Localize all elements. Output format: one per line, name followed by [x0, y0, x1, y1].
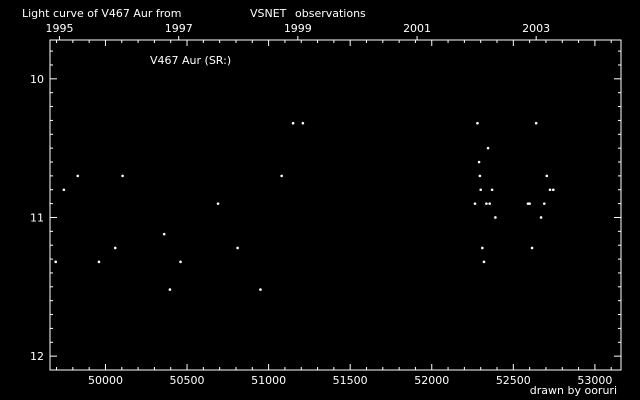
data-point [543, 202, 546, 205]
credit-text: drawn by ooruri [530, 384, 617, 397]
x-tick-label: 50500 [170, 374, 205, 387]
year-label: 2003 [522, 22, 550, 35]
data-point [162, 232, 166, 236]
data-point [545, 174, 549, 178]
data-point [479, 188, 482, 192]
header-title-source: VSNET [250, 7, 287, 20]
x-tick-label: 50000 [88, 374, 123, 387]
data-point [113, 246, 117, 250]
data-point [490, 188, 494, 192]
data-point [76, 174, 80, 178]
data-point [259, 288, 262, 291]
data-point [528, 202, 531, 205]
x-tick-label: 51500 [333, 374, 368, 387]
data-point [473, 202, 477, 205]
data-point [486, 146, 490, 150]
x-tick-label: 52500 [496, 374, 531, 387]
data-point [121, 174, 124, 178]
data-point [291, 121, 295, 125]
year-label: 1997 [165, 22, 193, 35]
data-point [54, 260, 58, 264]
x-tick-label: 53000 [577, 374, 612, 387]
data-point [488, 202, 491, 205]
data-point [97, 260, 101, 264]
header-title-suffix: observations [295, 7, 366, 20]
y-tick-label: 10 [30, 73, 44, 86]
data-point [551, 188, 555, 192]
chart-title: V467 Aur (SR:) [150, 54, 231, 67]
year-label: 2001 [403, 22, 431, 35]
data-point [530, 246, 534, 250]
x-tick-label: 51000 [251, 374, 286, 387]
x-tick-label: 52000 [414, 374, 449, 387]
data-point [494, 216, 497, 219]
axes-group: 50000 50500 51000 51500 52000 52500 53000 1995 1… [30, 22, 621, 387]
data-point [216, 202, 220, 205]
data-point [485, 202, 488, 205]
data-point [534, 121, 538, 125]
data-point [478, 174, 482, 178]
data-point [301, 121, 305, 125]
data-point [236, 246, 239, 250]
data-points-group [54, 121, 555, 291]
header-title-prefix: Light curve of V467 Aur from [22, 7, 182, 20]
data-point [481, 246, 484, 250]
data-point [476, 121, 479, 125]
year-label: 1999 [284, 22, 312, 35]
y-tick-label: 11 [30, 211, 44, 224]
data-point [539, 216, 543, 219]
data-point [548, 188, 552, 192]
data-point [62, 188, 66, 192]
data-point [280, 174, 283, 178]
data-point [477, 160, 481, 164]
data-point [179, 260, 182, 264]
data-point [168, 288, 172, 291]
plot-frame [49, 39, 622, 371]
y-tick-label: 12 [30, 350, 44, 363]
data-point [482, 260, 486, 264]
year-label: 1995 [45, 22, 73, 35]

────

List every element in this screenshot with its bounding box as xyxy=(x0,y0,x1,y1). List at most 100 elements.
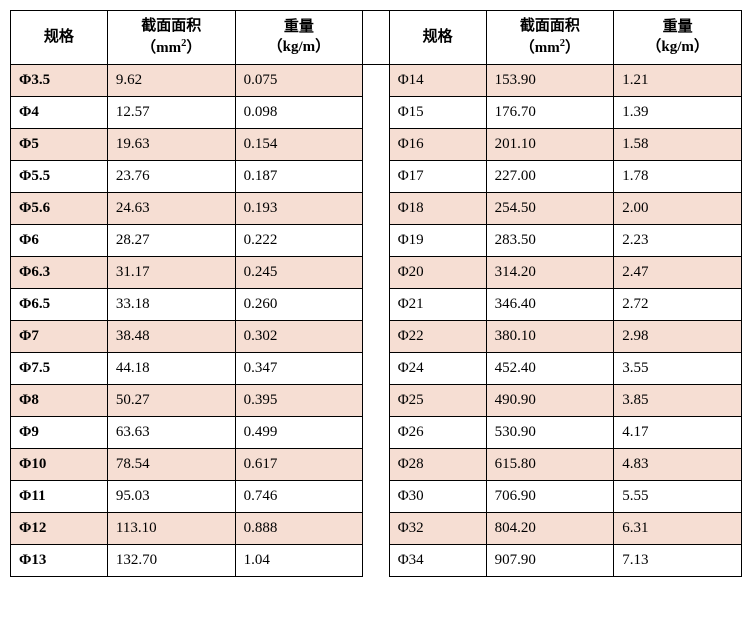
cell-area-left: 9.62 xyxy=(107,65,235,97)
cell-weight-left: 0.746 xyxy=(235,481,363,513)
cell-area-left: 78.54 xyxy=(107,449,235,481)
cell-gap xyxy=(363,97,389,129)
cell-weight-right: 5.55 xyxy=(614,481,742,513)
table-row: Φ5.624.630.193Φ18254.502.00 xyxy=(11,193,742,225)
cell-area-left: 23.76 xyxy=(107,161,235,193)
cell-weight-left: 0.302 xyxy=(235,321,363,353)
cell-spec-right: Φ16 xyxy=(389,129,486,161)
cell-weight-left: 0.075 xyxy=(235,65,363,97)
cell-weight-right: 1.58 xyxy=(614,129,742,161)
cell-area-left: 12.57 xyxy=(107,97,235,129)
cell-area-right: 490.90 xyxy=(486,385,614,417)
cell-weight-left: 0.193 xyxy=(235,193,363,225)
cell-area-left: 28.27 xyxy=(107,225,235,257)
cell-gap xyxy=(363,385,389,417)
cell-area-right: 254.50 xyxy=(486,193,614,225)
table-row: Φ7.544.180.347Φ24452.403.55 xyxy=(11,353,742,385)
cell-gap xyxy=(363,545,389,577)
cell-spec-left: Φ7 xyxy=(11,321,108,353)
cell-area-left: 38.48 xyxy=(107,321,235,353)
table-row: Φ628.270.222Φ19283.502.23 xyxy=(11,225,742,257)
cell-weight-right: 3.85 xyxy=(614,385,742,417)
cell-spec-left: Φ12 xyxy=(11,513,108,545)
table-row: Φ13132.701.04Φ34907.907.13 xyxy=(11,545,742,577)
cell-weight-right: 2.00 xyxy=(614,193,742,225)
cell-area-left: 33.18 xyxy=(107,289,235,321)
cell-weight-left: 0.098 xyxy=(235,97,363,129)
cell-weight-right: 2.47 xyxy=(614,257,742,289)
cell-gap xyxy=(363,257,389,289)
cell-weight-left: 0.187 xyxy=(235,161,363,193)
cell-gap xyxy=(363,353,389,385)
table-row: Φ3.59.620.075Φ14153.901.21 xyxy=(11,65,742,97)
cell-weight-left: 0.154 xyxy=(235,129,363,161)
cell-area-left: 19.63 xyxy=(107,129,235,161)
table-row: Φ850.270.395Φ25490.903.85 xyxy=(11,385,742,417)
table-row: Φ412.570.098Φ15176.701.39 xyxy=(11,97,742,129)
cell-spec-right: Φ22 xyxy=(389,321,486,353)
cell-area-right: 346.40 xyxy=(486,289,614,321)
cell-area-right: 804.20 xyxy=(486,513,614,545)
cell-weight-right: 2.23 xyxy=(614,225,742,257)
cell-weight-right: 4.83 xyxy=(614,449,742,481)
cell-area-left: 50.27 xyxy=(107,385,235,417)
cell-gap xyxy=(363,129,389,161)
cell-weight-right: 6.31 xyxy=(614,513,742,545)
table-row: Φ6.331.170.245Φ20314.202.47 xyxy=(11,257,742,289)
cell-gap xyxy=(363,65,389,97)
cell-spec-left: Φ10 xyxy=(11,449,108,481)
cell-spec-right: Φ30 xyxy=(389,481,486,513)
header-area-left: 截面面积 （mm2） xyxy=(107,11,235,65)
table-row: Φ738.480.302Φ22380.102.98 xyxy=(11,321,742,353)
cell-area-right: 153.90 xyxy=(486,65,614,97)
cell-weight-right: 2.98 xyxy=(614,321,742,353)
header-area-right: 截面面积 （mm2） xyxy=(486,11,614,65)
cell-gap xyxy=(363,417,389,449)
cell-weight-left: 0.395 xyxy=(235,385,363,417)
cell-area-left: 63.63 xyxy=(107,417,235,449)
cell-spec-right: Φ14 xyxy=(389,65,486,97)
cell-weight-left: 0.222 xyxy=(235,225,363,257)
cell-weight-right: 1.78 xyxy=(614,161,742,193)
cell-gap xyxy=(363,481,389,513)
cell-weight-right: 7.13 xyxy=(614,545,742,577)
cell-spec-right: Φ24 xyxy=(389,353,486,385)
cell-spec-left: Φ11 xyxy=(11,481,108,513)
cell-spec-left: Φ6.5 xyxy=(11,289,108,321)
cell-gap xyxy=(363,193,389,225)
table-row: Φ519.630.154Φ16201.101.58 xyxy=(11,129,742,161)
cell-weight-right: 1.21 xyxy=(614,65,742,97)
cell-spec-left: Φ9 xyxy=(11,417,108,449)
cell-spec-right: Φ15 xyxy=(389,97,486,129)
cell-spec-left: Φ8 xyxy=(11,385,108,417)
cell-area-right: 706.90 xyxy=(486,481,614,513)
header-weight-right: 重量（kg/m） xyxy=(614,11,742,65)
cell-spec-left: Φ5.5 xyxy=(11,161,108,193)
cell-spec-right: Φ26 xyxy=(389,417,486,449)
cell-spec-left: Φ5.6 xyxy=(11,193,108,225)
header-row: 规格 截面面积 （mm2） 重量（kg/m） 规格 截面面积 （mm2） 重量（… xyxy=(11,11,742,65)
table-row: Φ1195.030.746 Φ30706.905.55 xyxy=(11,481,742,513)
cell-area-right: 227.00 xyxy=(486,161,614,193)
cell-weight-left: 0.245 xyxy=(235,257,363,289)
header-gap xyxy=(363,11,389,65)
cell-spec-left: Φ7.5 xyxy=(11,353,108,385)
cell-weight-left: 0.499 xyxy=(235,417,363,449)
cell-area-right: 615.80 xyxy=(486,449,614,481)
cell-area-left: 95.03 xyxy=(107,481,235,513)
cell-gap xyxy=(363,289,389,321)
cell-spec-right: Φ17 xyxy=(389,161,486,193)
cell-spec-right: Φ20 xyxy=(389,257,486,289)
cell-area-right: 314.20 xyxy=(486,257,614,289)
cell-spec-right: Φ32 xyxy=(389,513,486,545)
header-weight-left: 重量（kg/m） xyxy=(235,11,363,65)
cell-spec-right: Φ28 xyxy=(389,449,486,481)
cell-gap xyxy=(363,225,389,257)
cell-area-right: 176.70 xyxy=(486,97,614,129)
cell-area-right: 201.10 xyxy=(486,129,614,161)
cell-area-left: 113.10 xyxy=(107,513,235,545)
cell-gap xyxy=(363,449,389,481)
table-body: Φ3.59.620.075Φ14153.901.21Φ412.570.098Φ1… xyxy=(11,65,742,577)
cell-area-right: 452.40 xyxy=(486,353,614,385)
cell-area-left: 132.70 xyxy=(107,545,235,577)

────

> [Instructions to follow] Give the lines from the one containing "cell-area-left: 9.62 xyxy=(107,65,235,97)" up to and including the one containing "cell-weight-left: 0.098 xyxy=(235,97,363,129)" as a Markdown table with the columns Number and Entry. Number each line and omit any blank lines.

> [Right answer]
| Number | Entry |
|---|---|
| 1 | cell-area-left: 9.62 xyxy=(107,65,235,97) |
| 2 | cell-weight-left: 0.746 xyxy=(235,481,363,513) |
| 3 | cell-area-left: 78.54 xyxy=(107,449,235,481) |
| 4 | cell-gap xyxy=(363,97,389,129) |
| 5 | cell-weight-right: 5.55 xyxy=(614,481,742,513) |
| 6 | table-row: Φ5.624.630.193Φ18254.502.00 xyxy=(11,193,742,225) |
| 7 | cell-area-left: 23.76 xyxy=(107,161,235,193) |
| 8 | cell-weight-left: 0.302 xyxy=(235,321,363,353) |
| 9 | cell-spec-right: Φ16 xyxy=(389,129,486,161) |
| 10 | cell-weight-left: 0.075 xyxy=(235,65,363,97) |
| 11 | cell-weight-right: 1.58 xyxy=(614,129,742,161) |
| 12 | cell-area-left: 12.57 xyxy=(107,97,235,129) |
| 13 | cell-area-right: 490.90 xyxy=(486,385,614,417) |
| 14 | cell-weight-left: 0.193 xyxy=(235,193,363,225) |
| 15 | cell-area-left: 28.27 xyxy=(107,225,235,257) |
| 16 | cell-gap xyxy=(363,385,389,417) |
| 17 | cell-area-right: 254.50 xyxy=(486,193,614,225) |
| 18 | table-row: Φ7.544.180.347Φ24452.403.55 xyxy=(11,353,742,385) |
| 19 | cell-gap xyxy=(363,545,389,577) |
| 20 | cell-spec-left: Φ7 xyxy=(11,321,108,353) |
| 21 | cell-area-left: 38.48 xyxy=(107,321,235,353) |
| 22 | table-row: Φ628.270.222Φ19283.502.23 xyxy=(11,225,742,257) |
| 23 | cell-weight-right: 3.85 xyxy=(614,385,742,417) |
| 24 | cell-spec-left: Φ12 xyxy=(11,513,108,545) |
| 25 | table-row: Φ13132.701.04Φ34907.907.13 xyxy=(11,545,742,577) |
| 26 | cell-weight-right: 2.00 xyxy=(614,193,742,225) |
| 27 | cell-area-left: 33.18 xyxy=(107,289,235,321) |
| 28 | cell-weight-left: 0.098 xyxy=(235,97,363,129) |